Task description » Transcribe the listing in full, excluding any pictures.

Records that describe figures »
━━━━━━━━━━━━━━━━━━━━
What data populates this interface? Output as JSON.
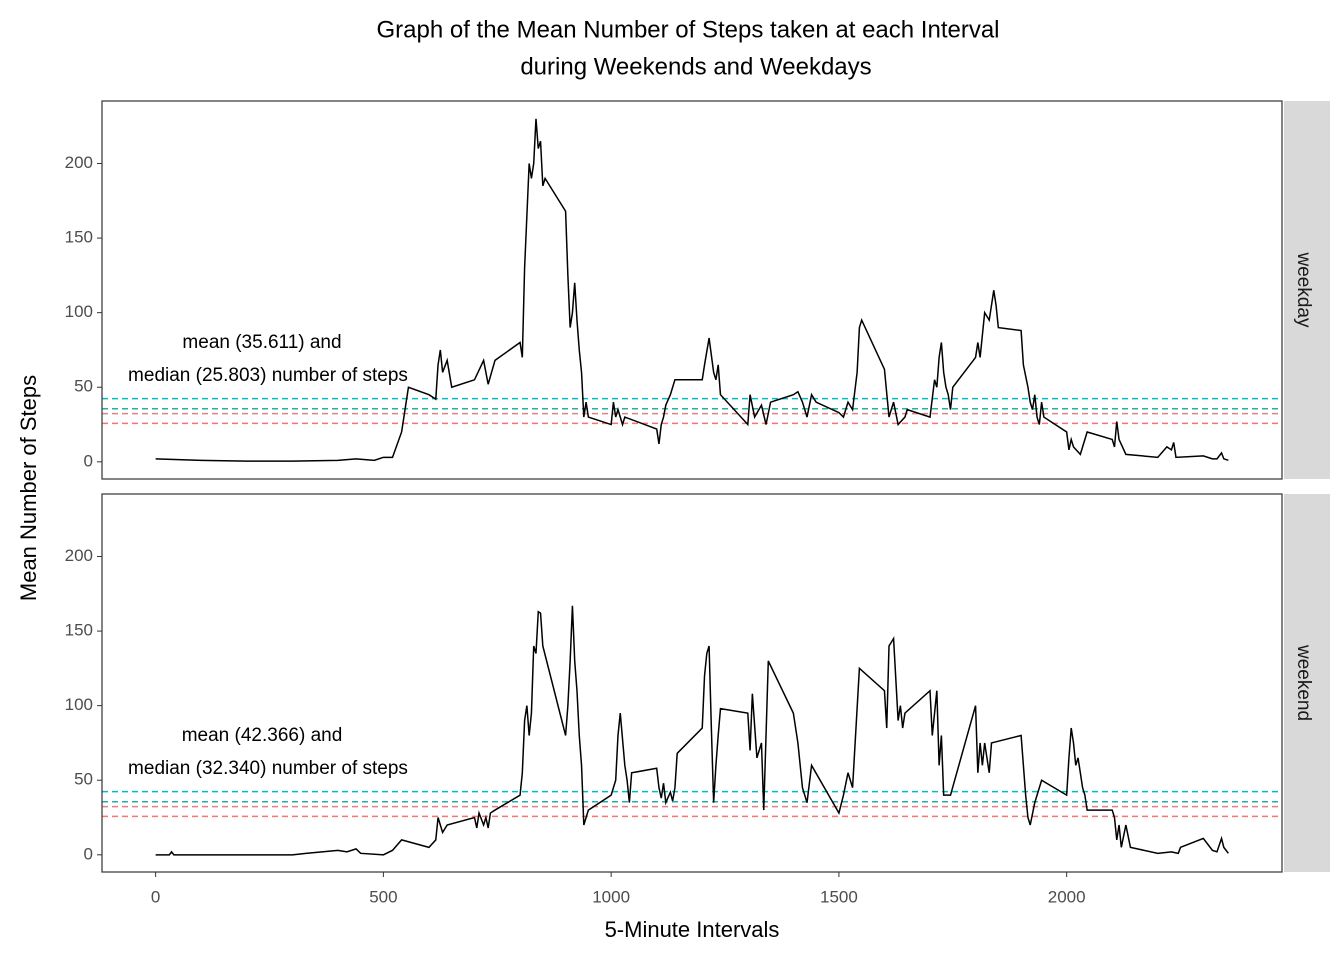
{
  "title": [
    "Graph of the Mean Number of Steps taken at each Interval",
    "during Weekends and Weekdays"
  ],
  "xlabel": "5-Minute Intervals",
  "ylabel": "Mean Number of Steps",
  "chart_data": [
    {
      "type": "line",
      "facet": "weekday",
      "annotation": [
        "mean (35.611) and",
        "median (25.803) number of steps"
      ],
      "xlim": [
        -117.75,
        2472.75
      ],
      "ylim": [
        -11.52,
        241.9
      ],
      "yticks": [
        0,
        50,
        100,
        150,
        200
      ],
      "hlines": [
        {
          "value": 42.366,
          "color": "#00BFC4"
        },
        {
          "value": 35.611,
          "color": "#20B2AA"
        },
        {
          "value": 32.34,
          "color": "#E58080"
        },
        {
          "value": 25.803,
          "color": "#F8766D"
        }
      ],
      "x": [
        0,
        100,
        200,
        300,
        400,
        440,
        480,
        500,
        520,
        540,
        550,
        555,
        600,
        615,
        620,
        625,
        630,
        640,
        650,
        700,
        720,
        730,
        745,
        800,
        805,
        810,
        820,
        825,
        830,
        835,
        840,
        845,
        850,
        855,
        900,
        905,
        910,
        915,
        920,
        925,
        930,
        935,
        940,
        945,
        950,
        1000,
        1005,
        1010,
        1015,
        1025,
        1030,
        1100,
        1105,
        1110,
        1115,
        1120,
        1130,
        1140,
        1200,
        1205,
        1215,
        1225,
        1230,
        1235,
        1240,
        1300,
        1305,
        1315,
        1330,
        1340,
        1350,
        1400,
        1410,
        1420,
        1430,
        1440,
        1450,
        1500,
        1510,
        1520,
        1530,
        1540,
        1545,
        1550,
        1600,
        1610,
        1620,
        1630,
        1645,
        1650,
        1700,
        1710,
        1715,
        1720,
        1725,
        1730,
        1735,
        1740,
        1745,
        1750,
        1800,
        1805,
        1810,
        1815,
        1820,
        1830,
        1840,
        1845,
        1850,
        1900,
        1905,
        1915,
        1920,
        1925,
        1930,
        1935,
        1940,
        1945,
        1950,
        2000,
        2005,
        2010,
        2015,
        2030,
        2045,
        2100,
        2105,
        2110,
        2115,
        2130,
        2200,
        2220,
        2230,
        2235,
        2240,
        2300,
        2320,
        2330,
        2340,
        2345,
        2355
      ],
      "series": [
        {
          "color": "#000000",
          "values": [
            2,
            1,
            0.5,
            0.5,
            1,
            2,
            1,
            3,
            3,
            20,
            40,
            50,
            45,
            42,
            65,
            75,
            60,
            68,
            50,
            55,
            68,
            52,
            68,
            80,
            70,
            130,
            200,
            190,
            200,
            230,
            210,
            215,
            185,
            190,
            168,
            125,
            90,
            100,
            120,
            95,
            75,
            60,
            30,
            40,
            30,
            25,
            40,
            30,
            35,
            25,
            30,
            22,
            12,
            25,
            30,
            38,
            45,
            55,
            55,
            65,
            83,
            60,
            55,
            65,
            45,
            25,
            45,
            30,
            38,
            25,
            40,
            45,
            47,
            40,
            30,
            45,
            40,
            33,
            30,
            40,
            35,
            60,
            90,
            95,
            62,
            30,
            40,
            25,
            30,
            35,
            30,
            55,
            50,
            70,
            80,
            60,
            50,
            45,
            35,
            50,
            70,
            80,
            70,
            85,
            100,
            95,
            115,
            105,
            90,
            88,
            65,
            50,
            40,
            35,
            45,
            30,
            25,
            40,
            30,
            20,
            8,
            15,
            10,
            5,
            20,
            15,
            10,
            27,
            15,
            5,
            3,
            10,
            8,
            13,
            3,
            4,
            2,
            2,
            6,
            2,
            1
          ]
        }
      ]
    },
    {
      "type": "line",
      "facet": "weekend",
      "annotation": [
        "mean (42.366) and",
        "median (32.340) number of steps"
      ],
      "xlim": [
        -117.75,
        2472.75
      ],
      "ylim": [
        -11.52,
        241.9
      ],
      "yticks": [
        0,
        50,
        100,
        150,
        200
      ],
      "xticks": [
        0,
        500,
        1000,
        1500,
        2000
      ],
      "hlines": [
        {
          "value": 42.366,
          "color": "#00BFC4"
        },
        {
          "value": 35.611,
          "color": "#20B2AA"
        },
        {
          "value": 32.34,
          "color": "#E58080"
        },
        {
          "value": 25.803,
          "color": "#F8766D"
        }
      ],
      "x": [
        0,
        30,
        35,
        40,
        100,
        200,
        300,
        330,
        400,
        420,
        440,
        450,
        500,
        520,
        540,
        600,
        615,
        620,
        630,
        640,
        700,
        705,
        710,
        720,
        725,
        730,
        735,
        745,
        800,
        805,
        810,
        815,
        820,
        825,
        830,
        835,
        840,
        845,
        850,
        900,
        905,
        910,
        915,
        920,
        925,
        930,
        935,
        940,
        945,
        950,
        1000,
        1010,
        1015,
        1020,
        1030,
        1035,
        1040,
        1045,
        1100,
        1105,
        1110,
        1115,
        1120,
        1130,
        1135,
        1140,
        1145,
        1200,
        1205,
        1210,
        1215,
        1220,
        1225,
        1230,
        1235,
        1240,
        1300,
        1305,
        1310,
        1320,
        1330,
        1335,
        1345,
        1400,
        1410,
        1420,
        1430,
        1440,
        1500,
        1510,
        1520,
        1530,
        1545,
        1600,
        1605,
        1610,
        1620,
        1630,
        1635,
        1640,
        1645,
        1700,
        1705,
        1710,
        1715,
        1720,
        1725,
        1730,
        1745,
        1800,
        1805,
        1810,
        1815,
        1820,
        1830,
        1835,
        1900,
        1905,
        1910,
        1915,
        1920,
        1930,
        1945,
        2000,
        2005,
        2010,
        2015,
        2020,
        2025,
        2030,
        2035,
        2040,
        2045,
        2100,
        2105,
        2110,
        2115,
        2120,
        2130,
        2140,
        2200,
        2230,
        2245,
        2250,
        2300,
        2320,
        2330,
        2340,
        2345,
        2355
      ],
      "series": [
        {
          "color": "#000000",
          "values": [
            0,
            0,
            2,
            0,
            0,
            0,
            0,
            1,
            3,
            2,
            4,
            1,
            0,
            3,
            10,
            5,
            10,
            25,
            15,
            20,
            25,
            18,
            28,
            20,
            25,
            18,
            28,
            30,
            40,
            55,
            90,
            100,
            80,
            95,
            140,
            135,
            163,
            162,
            140,
            80,
            100,
            130,
            167,
            130,
            110,
            80,
            60,
            20,
            25,
            30,
            40,
            50,
            80,
            95,
            60,
            50,
            35,
            55,
            58,
            45,
            38,
            48,
            35,
            42,
            36,
            45,
            68,
            85,
            120,
            135,
            140,
            85,
            35,
            60,
            80,
            98,
            95,
            70,
            108,
            65,
            75,
            30,
            130,
            95,
            75,
            45,
            35,
            60,
            28,
            40,
            55,
            45,
            125,
            110,
            85,
            140,
            145,
            90,
            100,
            85,
            95,
            110,
            80,
            95,
            110,
            60,
            80,
            40,
            40,
            100,
            55,
            75,
            60,
            75,
            55,
            75,
            80,
            60,
            40,
            25,
            20,
            35,
            50,
            40,
            65,
            85,
            75,
            60,
            65,
            55,
            45,
            40,
            30,
            30,
            25,
            10,
            20,
            5,
            20,
            5,
            1,
            2,
            1,
            5,
            11,
            3,
            2,
            11,
            5,
            1
          ]
        }
      ]
    }
  ]
}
━━━━━━━━━━━━━━━━━━━━
Exercise result »
What data populates this interface? Output as JSON.
{
  "title": [
    "Graph of the Mean Number of Steps taken at each Interval",
    "during Weekends and Weekdays"
  ],
  "xlabel": "5-Minute Intervals",
  "ylabel": "Mean Number of Steps",
  "chart_data": [
    {
      "type": "line",
      "facet": "weekday",
      "annotation": [
        "mean (35.611) and",
        "median (25.803) number of steps"
      ],
      "xlim": [
        -117.75,
        2472.75
      ],
      "ylim": [
        -11.52,
        241.9
      ],
      "yticks": [
        0,
        50,
        100,
        150,
        200
      ],
      "hlines": [
        {
          "value": 42.366,
          "color": "#00BFC4"
        },
        {
          "value": 35.611,
          "color": "#20B2AA"
        },
        {
          "value": 32.34,
          "color": "#E58080"
        },
        {
          "value": 25.803,
          "color": "#F8766D"
        }
      ],
      "x": [
        0,
        100,
        200,
        300,
        400,
        440,
        480,
        500,
        520,
        540,
        550,
        555,
        600,
        615,
        620,
        625,
        630,
        640,
        650,
        700,
        720,
        730,
        745,
        800,
        805,
        810,
        820,
        825,
        830,
        835,
        840,
        845,
        850,
        855,
        900,
        905,
        910,
        915,
        920,
        925,
        930,
        935,
        940,
        945,
        950,
        1000,
        1005,
        1010,
        1015,
        1025,
        1030,
        1100,
        1105,
        1110,
        1115,
        1120,
        1130,
        1140,
        1200,
        1205,
        1215,
        1225,
        1230,
        1235,
        1240,
        1300,
        1305,
        1315,
        1330,
        1340,
        1350,
        1400,
        1410,
        1420,
        1430,
        1440,
        1450,
        1500,
        1510,
        1520,
        1530,
        1540,
        1545,
        1550,
        1600,
        1610,
        1620,
        1630,
        1645,
        1650,
        1700,
        1710,
        1715,
        1720,
        1725,
        1730,
        1735,
        1740,
        1745,
        1750,
        1800,
        1805,
        1810,
        1815,
        1820,
        1830,
        1840,
        1845,
        1850,
        1900,
        1905,
        1915,
        1920,
        1925,
        1930,
        1935,
        1940,
        1945,
        1950,
        2000,
        2005,
        2010,
        2015,
        2030,
        2045,
        2100,
        2105,
        2110,
        2115,
        2130,
        2200,
        2220,
        2230,
        2235,
        2240,
        2300,
        2320,
        2330,
        2340,
        2345,
        2355
      ],
      "series": [
        {
          "color": "#000000",
          "values": [
            2,
            1,
            0.5,
            0.5,
            1,
            2,
            1,
            3,
            3,
            20,
            40,
            50,
            45,
            42,
            65,
            75,
            60,
            68,
            50,
            55,
            68,
            52,
            68,
            80,
            70,
            130,
            200,
            190,
            200,
            230,
            210,
            215,
            185,
            190,
            168,
            125,
            90,
            100,
            120,
            95,
            75,
            60,
            30,
            40,
            30,
            25,
            40,
            30,
            35,
            25,
            30,
            22,
            12,
            25,
            30,
            38,
            45,
            55,
            55,
            65,
            83,
            60,
            55,
            65,
            45,
            25,
            45,
            30,
            38,
            25,
            40,
            45,
            47,
            40,
            30,
            45,
            40,
            33,
            30,
            40,
            35,
            60,
            90,
            95,
            62,
            30,
            40,
            25,
            30,
            35,
            30,
            55,
            50,
            70,
            80,
            60,
            50,
            45,
            35,
            50,
            70,
            80,
            70,
            85,
            100,
            95,
            115,
            105,
            90,
            88,
            65,
            50,
            40,
            35,
            45,
            30,
            25,
            40,
            30,
            20,
            8,
            15,
            10,
            5,
            20,
            15,
            10,
            27,
            15,
            5,
            3,
            10,
            8,
            13,
            3,
            4,
            2,
            2,
            6,
            2,
            1
          ]
        }
      ]
    },
    {
      "type": "line",
      "facet": "weekend",
      "annotation": [
        "mean (42.366) and",
        "median (32.340) number of steps"
      ],
      "xlim": [
        -117.75,
        2472.75
      ],
      "ylim": [
        -11.52,
        241.9
      ],
      "yticks": [
        0,
        50,
        100,
        150,
        200
      ],
      "xticks": [
        0,
        500,
        1000,
        1500,
        2000
      ],
      "hlines": [
        {
          "value": 42.366,
          "color": "#00BFC4"
        },
        {
          "value": 35.611,
          "color": "#20B2AA"
        },
        {
          "value": 32.34,
          "color": "#E58080"
        },
        {
          "value": 25.803,
          "color": "#F8766D"
        }
      ],
      "x": [
        0,
        30,
        35,
        40,
        100,
        200,
        300,
        330,
        400,
        420,
        440,
        450,
        500,
        520,
        540,
        600,
        615,
        620,
        630,
        640,
        700,
        705,
        710,
        720,
        725,
        730,
        735,
        745,
        800,
        805,
        810,
        815,
        820,
        825,
        830,
        835,
        840,
        845,
        850,
        900,
        905,
        910,
        915,
        920,
        925,
        930,
        935,
        940,
        945,
        950,
        1000,
        1010,
        1015,
        1020,
        1030,
        1035,
        1040,
        1045,
        1100,
        1105,
        1110,
        1115,
        1120,
        1130,
        1135,
        1140,
        1145,
        1200,
        1205,
        1210,
        1215,
        1220,
        1225,
        1230,
        1235,
        1240,
        1300,
        1305,
        1310,
        1320,
        1330,
        1335,
        1345,
        1400,
        1410,
        1420,
        1430,
        1440,
        1500,
        1510,
        1520,
        1530,
        1545,
        1600,
        1605,
        1610,
        1620,
        1630,
        1635,
        1640,
        1645,
        1700,
        1705,
        1710,
        1715,
        1720,
        1725,
        1730,
        1745,
        1800,
        1805,
        1810,
        1815,
        1820,
        1830,
        1835,
        1900,
        1905,
        1910,
        1915,
        1920,
        1930,
        1945,
        2000,
        2005,
        2010,
        2015,
        2020,
        2025,
        2030,
        2035,
        2040,
        2045,
        2100,
        2105,
        2110,
        2115,
        2120,
        2130,
        2140,
        2200,
        2230,
        2245,
        2250,
        2300,
        2320,
        2330,
        2340,
        2345,
        2355
      ],
      "series": [
        {
          "color": "#000000",
          "values": [
            0,
            0,
            2,
            0,
            0,
            0,
            0,
            1,
            3,
            2,
            4,
            1,
            0,
            3,
            10,
            5,
            10,
            25,
            15,
            20,
            25,
            18,
            28,
            20,
            25,
            18,
            28,
            30,
            40,
            55,
            90,
            100,
            80,
            95,
            140,
            135,
            163,
            162,
            140,
            80,
            100,
            130,
            167,
            130,
            110,
            80,
            60,
            20,
            25,
            30,
            40,
            50,
            80,
            95,
            60,
            50,
            35,
            55,
            58,
            45,
            38,
            48,
            35,
            42,
            36,
            45,
            68,
            85,
            120,
            135,
            140,
            85,
            35,
            60,
            80,
            98,
            95,
            70,
            108,
            65,
            75,
            30,
            130,
            95,
            75,
            45,
            35,
            60,
            28,
            40,
            55,
            45,
            125,
            110,
            85,
            140,
            145,
            90,
            100,
            85,
            95,
            110,
            80,
            95,
            110,
            60,
            80,
            40,
            40,
            100,
            55,
            75,
            60,
            75,
            55,
            75,
            80,
            60,
            40,
            25,
            20,
            35,
            50,
            40,
            65,
            85,
            75,
            60,
            65,
            55,
            45,
            40,
            30,
            30,
            25,
            10,
            20,
            5,
            20,
            5,
            1,
            2,
            1,
            5,
            11,
            3,
            2,
            11,
            5,
            1
          ]
        }
      ]
    }
  ]
}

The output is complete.